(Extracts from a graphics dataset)

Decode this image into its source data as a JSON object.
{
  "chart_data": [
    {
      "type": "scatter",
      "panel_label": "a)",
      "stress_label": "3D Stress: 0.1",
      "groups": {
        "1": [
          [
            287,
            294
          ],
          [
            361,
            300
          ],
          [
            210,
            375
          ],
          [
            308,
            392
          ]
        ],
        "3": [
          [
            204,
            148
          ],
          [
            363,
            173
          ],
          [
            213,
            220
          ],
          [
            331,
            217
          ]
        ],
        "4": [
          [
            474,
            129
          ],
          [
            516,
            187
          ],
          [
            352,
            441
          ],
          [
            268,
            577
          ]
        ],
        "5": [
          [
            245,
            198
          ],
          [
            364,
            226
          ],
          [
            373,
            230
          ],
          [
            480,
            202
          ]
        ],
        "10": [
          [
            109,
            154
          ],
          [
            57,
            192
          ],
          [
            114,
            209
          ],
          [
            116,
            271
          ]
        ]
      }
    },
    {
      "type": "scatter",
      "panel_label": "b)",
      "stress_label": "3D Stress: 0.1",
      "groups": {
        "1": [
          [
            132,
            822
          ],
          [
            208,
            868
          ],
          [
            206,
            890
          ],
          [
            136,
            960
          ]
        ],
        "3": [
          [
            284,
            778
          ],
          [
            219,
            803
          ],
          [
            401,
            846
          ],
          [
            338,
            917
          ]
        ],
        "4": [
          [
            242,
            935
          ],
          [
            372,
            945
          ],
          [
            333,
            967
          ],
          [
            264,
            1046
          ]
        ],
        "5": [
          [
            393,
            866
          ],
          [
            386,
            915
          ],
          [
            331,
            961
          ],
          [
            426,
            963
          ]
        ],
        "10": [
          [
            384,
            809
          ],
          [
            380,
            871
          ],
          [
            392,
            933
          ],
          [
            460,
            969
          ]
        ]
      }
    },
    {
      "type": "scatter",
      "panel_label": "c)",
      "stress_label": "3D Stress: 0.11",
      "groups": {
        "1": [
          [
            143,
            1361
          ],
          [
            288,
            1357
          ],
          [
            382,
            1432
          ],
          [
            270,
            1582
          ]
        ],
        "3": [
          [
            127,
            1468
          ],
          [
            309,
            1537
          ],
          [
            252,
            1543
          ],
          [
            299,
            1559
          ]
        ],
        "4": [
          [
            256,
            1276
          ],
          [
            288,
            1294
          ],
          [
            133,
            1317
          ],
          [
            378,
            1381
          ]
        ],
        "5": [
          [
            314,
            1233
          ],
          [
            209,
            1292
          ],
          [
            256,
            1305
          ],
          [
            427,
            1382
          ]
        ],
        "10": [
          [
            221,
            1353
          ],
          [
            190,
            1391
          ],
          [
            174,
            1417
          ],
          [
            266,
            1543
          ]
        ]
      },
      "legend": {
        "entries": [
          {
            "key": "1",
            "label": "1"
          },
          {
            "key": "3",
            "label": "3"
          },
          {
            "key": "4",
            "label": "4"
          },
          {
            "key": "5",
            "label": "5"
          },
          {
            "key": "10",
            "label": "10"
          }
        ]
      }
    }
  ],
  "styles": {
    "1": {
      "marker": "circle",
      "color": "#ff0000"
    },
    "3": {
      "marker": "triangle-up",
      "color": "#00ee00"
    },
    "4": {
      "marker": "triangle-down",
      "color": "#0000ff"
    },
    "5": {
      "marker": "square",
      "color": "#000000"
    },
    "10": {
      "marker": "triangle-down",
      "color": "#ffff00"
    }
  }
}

§ GIVEN REQUEST
Reproduce each record shown above without altering a single word.

§ WRITTEN ANSWER
Decode this image into its source data as a JSON object.
{
  "chart_data": [
    {
      "type": "scatter",
      "panel_label": "a)",
      "stress_label": "3D Stress: 0.1",
      "groups": {
        "1": [
          [
            287,
            294
          ],
          [
            361,
            300
          ],
          [
            210,
            375
          ],
          [
            308,
            392
          ]
        ],
        "3": [
          [
            204,
            148
          ],
          [
            363,
            173
          ],
          [
            213,
            220
          ],
          [
            331,
            217
          ]
        ],
        "4": [
          [
            474,
            129
          ],
          [
            516,
            187
          ],
          [
            352,
            441
          ],
          [
            268,
            577
          ]
        ],
        "5": [
          [
            245,
            198
          ],
          [
            364,
            226
          ],
          [
            373,
            230
          ],
          [
            480,
            202
          ]
        ],
        "10": [
          [
            109,
            154
          ],
          [
            57,
            192
          ],
          [
            114,
            209
          ],
          [
            116,
            271
          ]
        ]
      }
    },
    {
      "type": "scatter",
      "panel_label": "b)",
      "stress_label": "3D Stress: 0.1",
      "groups": {
        "1": [
          [
            132,
            822
          ],
          [
            208,
            868
          ],
          [
            206,
            890
          ],
          [
            136,
            960
          ]
        ],
        "3": [
          [
            284,
            778
          ],
          [
            219,
            803
          ],
          [
            401,
            846
          ],
          [
            338,
            917
          ]
        ],
        "4": [
          [
            242,
            935
          ],
          [
            372,
            945
          ],
          [
            333,
            967
          ],
          [
            264,
            1046
          ]
        ],
        "5": [
          [
            393,
            866
          ],
          [
            386,
            915
          ],
          [
            331,
            961
          ],
          [
            426,
            963
          ]
        ],
        "10": [
          [
            384,
            809
          ],
          [
            380,
            871
          ],
          [
            392,
            933
          ],
          [
            460,
            969
          ]
        ]
      }
    },
    {
      "type": "scatter",
      "panel_label": "c)",
      "stress_label": "3D Stress: 0.11",
      "groups": {
        "1": [
          [
            143,
            1361
          ],
          [
            288,
            1357
          ],
          [
            382,
            1432
          ],
          [
            270,
            1582
          ]
        ],
        "3": [
          [
            127,
            1468
          ],
          [
            309,
            1537
          ],
          [
            252,
            1543
          ],
          [
            299,
            1559
          ]
        ],
        "4": [
          [
            256,
            1276
          ],
          [
            288,
            1294
          ],
          [
            133,
            1317
          ],
          [
            378,
            1381
          ]
        ],
        "5": [
          [
            314,
            1233
          ],
          [
            209,
            1292
          ],
          [
            256,
            1305
          ],
          [
            427,
            1382
          ]
        ],
        "10": [
          [
            221,
            1353
          ],
          [
            190,
            1391
          ],
          [
            174,
            1417
          ],
          [
            266,
            1543
          ]
        ]
      },
      "legend": {
        "entries": [
          {
            "key": "1",
            "label": "1"
          },
          {
            "key": "3",
            "label": "3"
          },
          {
            "key": "4",
            "label": "4"
          },
          {
            "key": "5",
            "label": "5"
          },
          {
            "key": "10",
            "label": "10"
          }
        ]
      }
    }
  ],
  "styles": {
    "1": {
      "marker": "circle",
      "color": "#ff0000"
    },
    "3": {
      "marker": "triangle-up",
      "color": "#00ee00"
    },
    "4": {
      "marker": "triangle-down",
      "color": "#0000ff"
    },
    "5": {
      "marker": "square",
      "color": "#000000"
    },
    "10": {
      "marker": "triangle-down",
      "color": "#ffff00"
    }
  }
}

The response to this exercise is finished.